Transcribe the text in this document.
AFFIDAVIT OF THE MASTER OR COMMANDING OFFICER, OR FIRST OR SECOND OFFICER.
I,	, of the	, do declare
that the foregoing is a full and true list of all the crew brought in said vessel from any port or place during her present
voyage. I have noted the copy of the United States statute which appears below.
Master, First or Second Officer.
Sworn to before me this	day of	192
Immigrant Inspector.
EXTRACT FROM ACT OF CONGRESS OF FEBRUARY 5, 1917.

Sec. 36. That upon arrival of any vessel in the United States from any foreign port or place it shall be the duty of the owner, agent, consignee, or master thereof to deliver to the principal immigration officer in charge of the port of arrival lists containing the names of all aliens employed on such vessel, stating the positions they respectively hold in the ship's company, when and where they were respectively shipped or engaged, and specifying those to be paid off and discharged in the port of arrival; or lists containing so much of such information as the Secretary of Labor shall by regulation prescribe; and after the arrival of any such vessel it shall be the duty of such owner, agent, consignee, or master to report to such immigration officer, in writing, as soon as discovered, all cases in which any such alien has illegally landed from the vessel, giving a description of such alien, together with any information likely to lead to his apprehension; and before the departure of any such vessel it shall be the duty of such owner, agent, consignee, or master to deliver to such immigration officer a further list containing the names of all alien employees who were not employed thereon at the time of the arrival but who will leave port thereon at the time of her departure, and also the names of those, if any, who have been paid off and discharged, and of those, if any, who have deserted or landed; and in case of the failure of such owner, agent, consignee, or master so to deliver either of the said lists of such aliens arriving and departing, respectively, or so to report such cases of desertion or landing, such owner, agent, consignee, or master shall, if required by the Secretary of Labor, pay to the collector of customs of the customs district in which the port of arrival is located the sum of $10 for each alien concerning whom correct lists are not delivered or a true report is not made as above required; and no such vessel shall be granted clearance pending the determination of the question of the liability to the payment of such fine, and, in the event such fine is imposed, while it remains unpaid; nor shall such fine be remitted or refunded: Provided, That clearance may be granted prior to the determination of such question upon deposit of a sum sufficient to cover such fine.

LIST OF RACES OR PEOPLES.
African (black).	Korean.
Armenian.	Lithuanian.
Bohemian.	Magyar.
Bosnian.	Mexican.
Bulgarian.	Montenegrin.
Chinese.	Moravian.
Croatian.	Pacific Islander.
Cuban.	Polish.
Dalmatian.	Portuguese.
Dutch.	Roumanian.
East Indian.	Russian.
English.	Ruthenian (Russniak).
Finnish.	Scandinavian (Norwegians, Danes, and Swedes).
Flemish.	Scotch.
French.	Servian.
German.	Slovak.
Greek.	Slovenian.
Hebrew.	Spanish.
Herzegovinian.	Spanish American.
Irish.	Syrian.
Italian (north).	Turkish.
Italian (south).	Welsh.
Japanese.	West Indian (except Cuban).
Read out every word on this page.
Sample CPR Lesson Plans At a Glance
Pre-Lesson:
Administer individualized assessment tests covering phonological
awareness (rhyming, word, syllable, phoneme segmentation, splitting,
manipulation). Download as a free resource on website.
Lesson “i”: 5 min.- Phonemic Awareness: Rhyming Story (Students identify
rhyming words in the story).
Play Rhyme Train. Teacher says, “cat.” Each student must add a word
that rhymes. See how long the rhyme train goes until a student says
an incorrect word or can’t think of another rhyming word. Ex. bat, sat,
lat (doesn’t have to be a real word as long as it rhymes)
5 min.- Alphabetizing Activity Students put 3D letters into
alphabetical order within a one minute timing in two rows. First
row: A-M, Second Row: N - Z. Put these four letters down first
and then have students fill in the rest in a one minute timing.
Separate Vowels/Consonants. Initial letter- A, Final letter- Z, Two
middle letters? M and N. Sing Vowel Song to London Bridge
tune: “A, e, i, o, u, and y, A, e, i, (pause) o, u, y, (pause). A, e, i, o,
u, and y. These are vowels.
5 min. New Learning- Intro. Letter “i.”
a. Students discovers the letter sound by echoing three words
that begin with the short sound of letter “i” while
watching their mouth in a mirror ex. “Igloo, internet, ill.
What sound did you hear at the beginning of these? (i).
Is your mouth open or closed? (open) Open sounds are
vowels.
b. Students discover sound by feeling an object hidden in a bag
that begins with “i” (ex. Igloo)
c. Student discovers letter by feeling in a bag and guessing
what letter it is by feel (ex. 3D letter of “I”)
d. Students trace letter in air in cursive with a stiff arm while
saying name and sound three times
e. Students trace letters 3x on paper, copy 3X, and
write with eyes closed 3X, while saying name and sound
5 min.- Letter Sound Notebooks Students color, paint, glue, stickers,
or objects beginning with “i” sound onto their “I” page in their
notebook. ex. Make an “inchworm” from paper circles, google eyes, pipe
----
> **DIRECTIONS**:
Scan the records for the string "closed". Copy each line in which it appears.

> **THE ANSWER**:
Is your mouth open or closed? (open) Open sounds are
write with eyes closed 3X, while saying name and sound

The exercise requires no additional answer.